### Dataset records on visual material
** START **
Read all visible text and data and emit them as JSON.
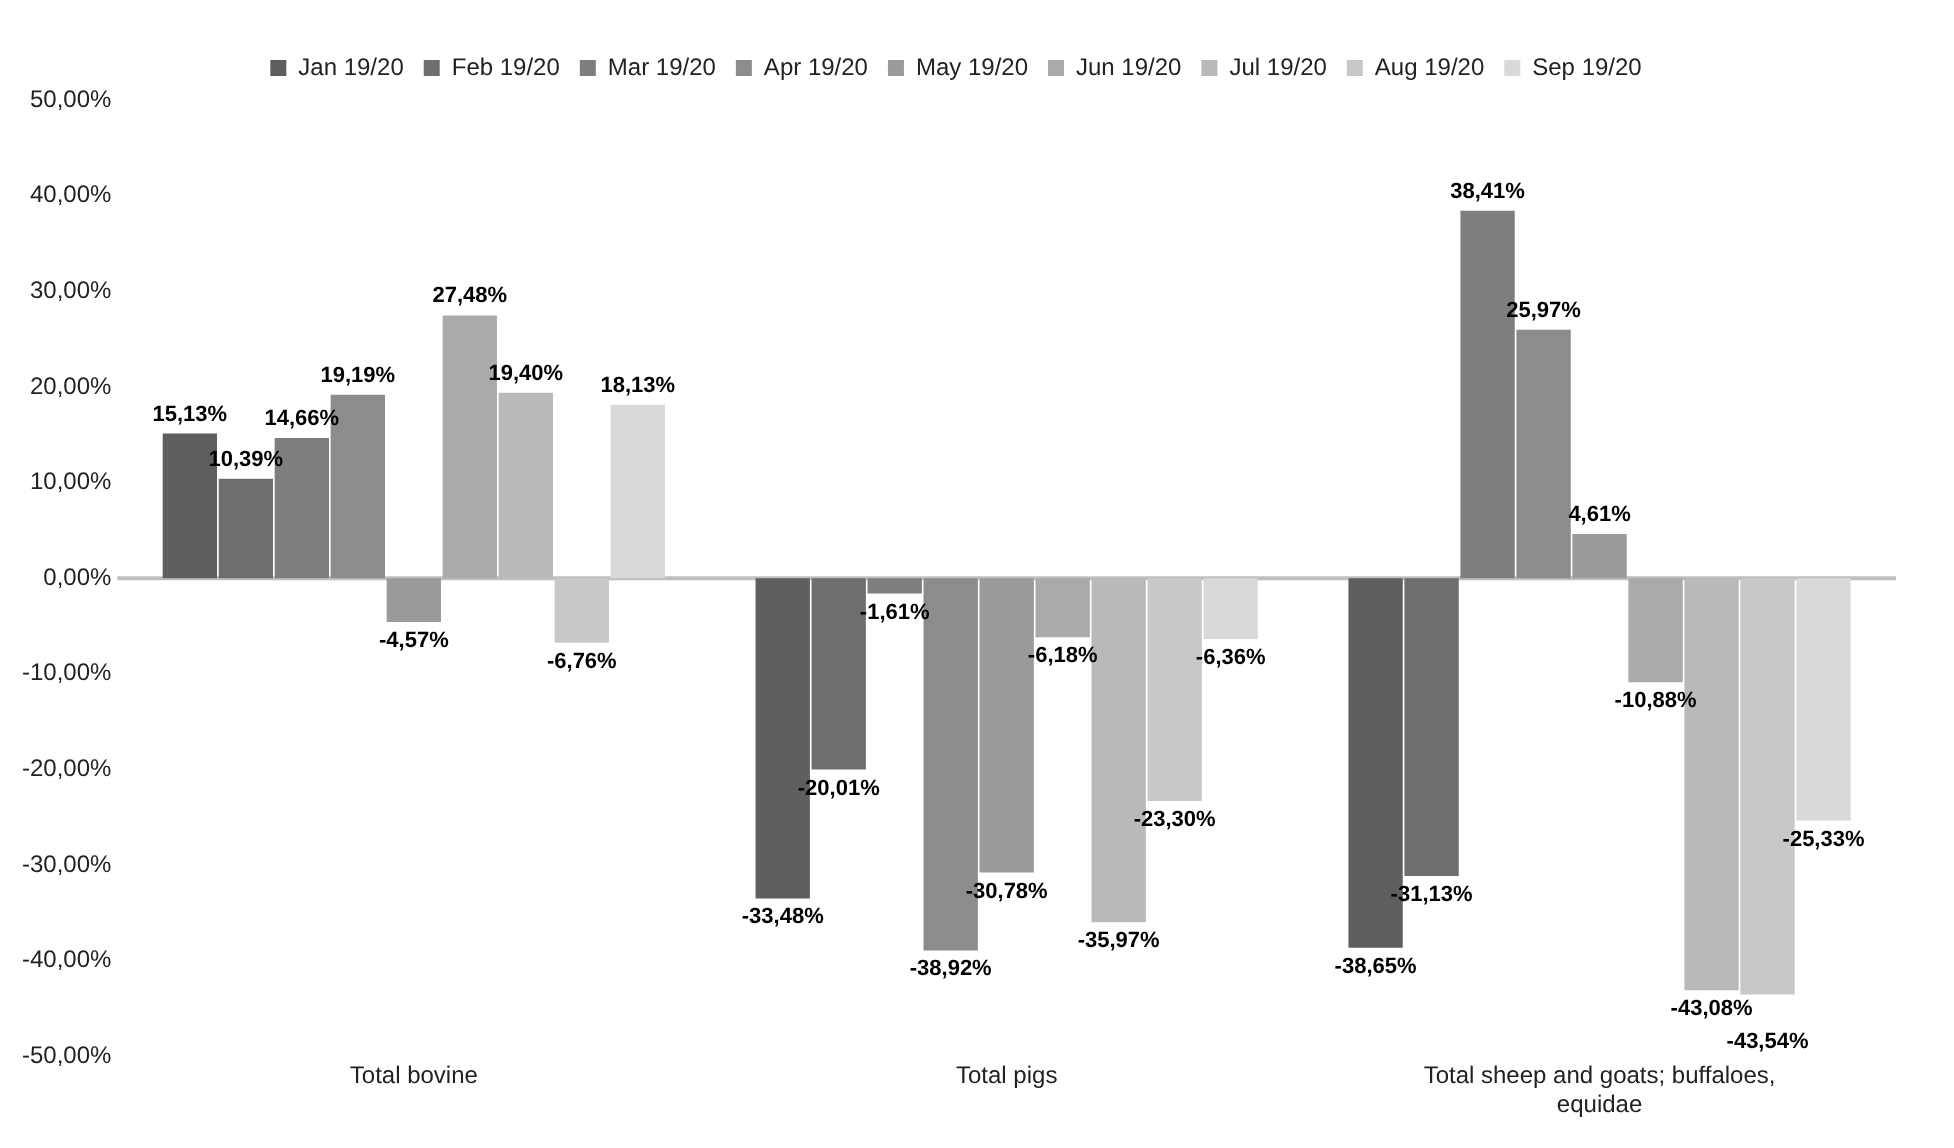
{
  "chart_data": {
    "type": "bar",
    "categories": [
      "Total bovine",
      "Total pigs",
      "Total sheep and goats; buffaloes, equidae"
    ],
    "series": [
      {
        "name": "Jan 19/20",
        "color": "#5e5e5e",
        "values": [
          15.13,
          -33.48,
          -38.65
        ],
        "value_labels": [
          "15,13%",
          "-33,48%",
          "-38,65%"
        ]
      },
      {
        "name": "Feb 19/20",
        "color": "#6e6e6e",
        "values": [
          10.39,
          -20.01,
          -31.13
        ],
        "value_labels": [
          "10,39%",
          "-20,01%",
          "-31,13%"
        ]
      },
      {
        "name": "Mar 19/20",
        "color": "#7e7e7e",
        "values": [
          14.66,
          -1.61,
          38.41
        ],
        "value_labels": [
          "14,66%",
          "-1,61%",
          "38,41%"
        ]
      },
      {
        "name": "Apr 19/20",
        "color": "#8c8c8c",
        "values": [
          19.19,
          -38.92,
          25.97
        ],
        "value_labels": [
          "19,19%",
          "-38,92%",
          "25,97%"
        ]
      },
      {
        "name": "May 19/20",
        "color": "#9a9a9a",
        "values": [
          -4.57,
          -30.78,
          4.61
        ],
        "value_labels": [
          "-4,57%",
          "-30,78%",
          "4,61%"
        ]
      },
      {
        "name": "Jun 19/20",
        "color": "#aaaaaa",
        "values": [
          27.48,
          -6.18,
          -10.88
        ],
        "value_labels": [
          "27,48%",
          "-6,18%",
          "-10,88%"
        ]
      },
      {
        "name": "Jul 19/20",
        "color": "#b9b9b9",
        "values": [
          19.4,
          -35.97,
          -43.08
        ],
        "value_labels": [
          "19,40%",
          "-35,97%",
          "-43,08%"
        ]
      },
      {
        "name": "Aug 19/20",
        "color": "#c8c8c8",
        "values": [
          -6.76,
          -23.3,
          -43.54
        ],
        "value_labels": [
          "-6,76%",
          "-23,30%",
          "-43,54%"
        ]
      },
      {
        "name": "Sep 19/20",
        "color": "#d9d9d9",
        "values": [
          18.13,
          -6.36,
          -25.33
        ],
        "value_labels": [
          "18,13%",
          "-6,36%",
          "-25,33%"
        ]
      }
    ],
    "ylim": [
      -50,
      50
    ],
    "yticks": [
      {
        "value": -50,
        "label": "-50,00%"
      },
      {
        "value": -40,
        "label": "-40,00%"
      },
      {
        "value": -30,
        "label": "-30,00%"
      },
      {
        "value": -20,
        "label": "-20,00%"
      },
      {
        "value": -10,
        "label": "-10,00%"
      },
      {
        "value": 0,
        "label": "0,00%"
      },
      {
        "value": 10,
        "label": "10,00%"
      },
      {
        "value": 20,
        "label": "20,00%"
      },
      {
        "value": 30,
        "label": "30,00%"
      },
      {
        "value": 40,
        "label": "40,00%"
      },
      {
        "value": 50,
        "label": "50,00%"
      }
    ],
    "ref_lines": [
      {
        "axis": "y",
        "value": 0,
        "color": "#bfbfbf"
      }
    ],
    "legend": "top"
  }
}
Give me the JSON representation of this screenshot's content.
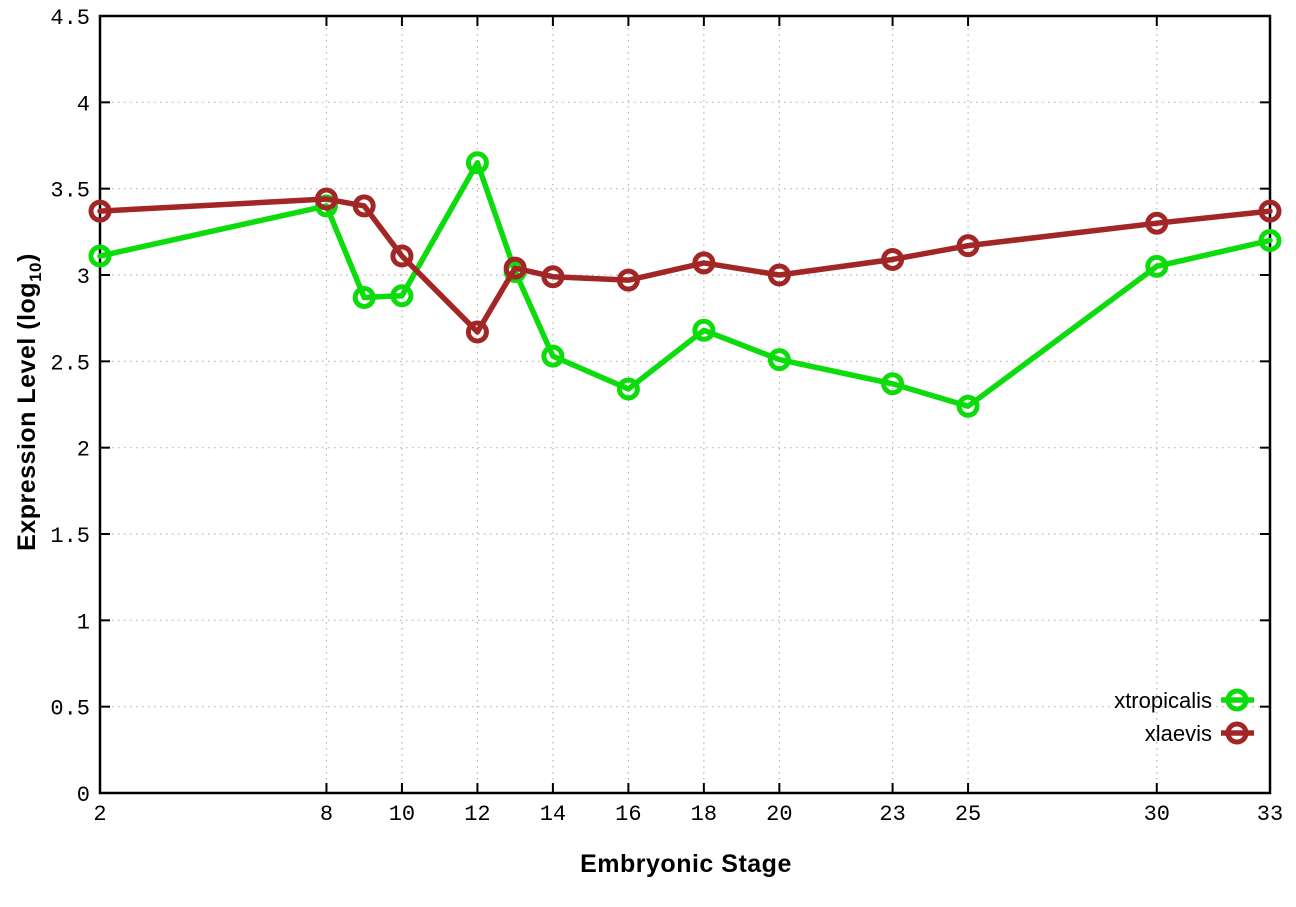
{
  "chart_data": {
    "type": "line",
    "title": "",
    "xlabel": "Embryonic Stage",
    "ylabel_main": "Expression Level (log",
    "ylabel_sub": "10",
    "ylabel_close": ")",
    "x": [
      2,
      8,
      9,
      10,
      12,
      13,
      14,
      16,
      18,
      20,
      23,
      25,
      30,
      33
    ],
    "series": [
      {
        "name": "xtropicalis",
        "color": "#0cdb0c",
        "values": [
          3.11,
          3.4,
          2.87,
          2.88,
          3.65,
          3.02,
          2.53,
          2.34,
          2.68,
          2.51,
          2.37,
          2.24,
          3.05,
          3.2
        ]
      },
      {
        "name": "xlaevis",
        "color": "#a32626",
        "values": [
          3.37,
          3.44,
          3.4,
          3.11,
          2.67,
          3.04,
          2.99,
          2.97,
          3.07,
          3.0,
          3.09,
          3.17,
          3.3,
          3.37
        ]
      }
    ],
    "xticks": {
      "values": [
        2,
        8,
        10,
        12,
        14,
        16,
        18,
        20,
        23,
        25,
        30,
        33
      ],
      "labels": [
        "2",
        "8",
        "10",
        "12",
        "14",
        "16",
        "18",
        "20",
        "23",
        "25",
        "30",
        "33"
      ]
    },
    "yticks": {
      "values": [
        0,
        0.5,
        1,
        1.5,
        2,
        2.5,
        3,
        3.5,
        4,
        4.5
      ],
      "labels": [
        "0",
        "0.5",
        "1",
        "1.5",
        "2",
        "2.5",
        "3",
        "3.5",
        "4",
        "4.5"
      ]
    },
    "xlim": [
      2,
      33
    ],
    "ylim": [
      0,
      4.5
    ],
    "grid": true,
    "legend_position": "bottom-right",
    "colors": {
      "grid": "#b5b5b5",
      "axis": "#000000",
      "background": "#ffffff"
    }
  }
}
** END **
Repeat the records above exactly, omitting every picture.

### SOLVED EXERCISE
Read all visible text and data and emit them as JSON.
{
  "chart_data": {
    "type": "bar",
    "categories": [
      "Total bovine",
      "Total pigs",
      "Total sheep and goats; buffaloes, equidae"
    ],
    "series": [
      {
        "name": "Jan 19/20",
        "color": "#5e5e5e",
        "values": [
          15.13,
          -33.48,
          -38.65
        ],
        "value_labels": [
          "15,13%",
          "-33,48%",
          "-38,65%"
        ]
      },
      {
        "name": "Feb 19/20",
        "color": "#6e6e6e",
        "values": [
          10.39,
          -20.01,
          -31.13
        ],
        "value_labels": [
          "10,39%",
          "-20,01%",
          "-31,13%"
        ]
      },
      {
        "name": "Mar 19/20",
        "color": "#7e7e7e",
        "values": [
          14.66,
          -1.61,
          38.41
        ],
        "value_labels": [
          "14,66%",
          "-1,61%",
          "38,41%"
        ]
      },
      {
        "name": "Apr 19/20",
        "color": "#8c8c8c",
        "values": [
          19.19,
          -38.92,
          25.97
        ],
        "value_labels": [
          "19,19%",
          "-38,92%",
          "25,97%"
        ]
      },
      {
        "name": "May 19/20",
        "color": "#9a9a9a",
        "values": [
          -4.57,
          -30.78,
          4.61
        ],
        "value_labels": [
          "-4,57%",
          "-30,78%",
          "4,61%"
        ]
      },
      {
        "name": "Jun 19/20",
        "color": "#aaaaaa",
        "values": [
          27.48,
          -6.18,
          -10.88
        ],
        "value_labels": [
          "27,48%",
          "-6,18%",
          "-10,88%"
        ]
      },
      {
        "name": "Jul 19/20",
        "color": "#b9b9b9",
        "values": [
          19.4,
          -35.97,
          -43.08
        ],
        "value_labels": [
          "19,40%",
          "-35,97%",
          "-43,08%"
        ]
      },
      {
        "name": "Aug 19/20",
        "color": "#c8c8c8",
        "values": [
          -6.76,
          -23.3,
          -43.54
        ],
        "value_labels": [
          "-6,76%",
          "-23,30%",
          "-43,54%"
        ]
      },
      {
        "name": "Sep 19/20",
        "color": "#d9d9d9",
        "values": [
          18.13,
          -6.36,
          -25.33
        ],
        "value_labels": [
          "18,13%",
          "-6,36%",
          "-25,33%"
        ]
      }
    ],
    "ylim": [
      -50,
      50
    ],
    "yticks": [
      {
        "value": -50,
        "label": "-50,00%"
      },
      {
        "value": -40,
        "label": "-40,00%"
      },
      {
        "value": -30,
        "label": "-30,00%"
      },
      {
        "value": -20,
        "label": "-20,00%"
      },
      {
        "value": -10,
        "label": "-10,00%"
      },
      {
        "value": 0,
        "label": "0,00%"
      },
      {
        "value": 10,
        "label": "10,00%"
      },
      {
        "value": 20,
        "label": "20,00%"
      },
      {
        "value": 30,
        "label": "30,00%"
      },
      {
        "value": 40,
        "label": "40,00%"
      },
      {
        "value": 50,
        "label": "50,00%"
      }
    ],
    "ref_lines": [
      {
        "axis": "y",
        "value": 0,
        "color": "#bfbfbf"
      }
    ],
    "legend": "top"
  }
}
Give me the JSON representation of this screenshot's content.
{
  "chart_data": {
    "type": "line",
    "title": "",
    "xlabel": "Embryonic Stage",
    "ylabel_main": "Expression Level (log",
    "ylabel_sub": "10",
    "ylabel_close": ")",
    "x": [
      2,
      8,
      9,
      10,
      12,
      13,
      14,
      16,
      18,
      20,
      23,
      25,
      30,
      33
    ],
    "series": [
      {
        "name": "xtropicalis",
        "color": "#0cdb0c",
        "values": [
          3.11,
          3.4,
          2.87,
          2.88,
          3.65,
          3.02,
          2.53,
          2.34,
          2.68,
          2.51,
          2.37,
          2.24,
          3.05,
          3.2
        ]
      },
      {
        "name": "xlaevis",
        "color": "#a32626",
        "values": [
          3.37,
          3.44,
          3.4,
          3.11,
          2.67,
          3.04,
          2.99,
          2.97,
          3.07,
          3.0,
          3.09,
          3.17,
          3.3,
          3.37
        ]
      }
    ],
    "xticks": {
      "values": [
        2,
        8,
        10,
        12,
        14,
        16,
        18,
        20,
        23,
        25,
        30,
        33
      ],
      "labels": [
        "2",
        "8",
        "10",
        "12",
        "14",
        "16",
        "18",
        "20",
        "23",
        "25",
        "30",
        "33"
      ]
    },
    "yticks": {
      "values": [
        0,
        0.5,
        1,
        1.5,
        2,
        2.5,
        3,
        3.5,
        4,
        4.5
      ],
      "labels": [
        "0",
        "0.5",
        "1",
        "1.5",
        "2",
        "2.5",
        "3",
        "3.5",
        "4",
        "4.5"
      ]
    },
    "xlim": [
      2,
      33
    ],
    "ylim": [
      0,
      4.5
    ],
    "grid": true,
    "legend_position": "bottom-right",
    "colors": {
      "grid": "#b5b5b5",
      "axis": "#000000",
      "background": "#ffffff"
    }
  }
}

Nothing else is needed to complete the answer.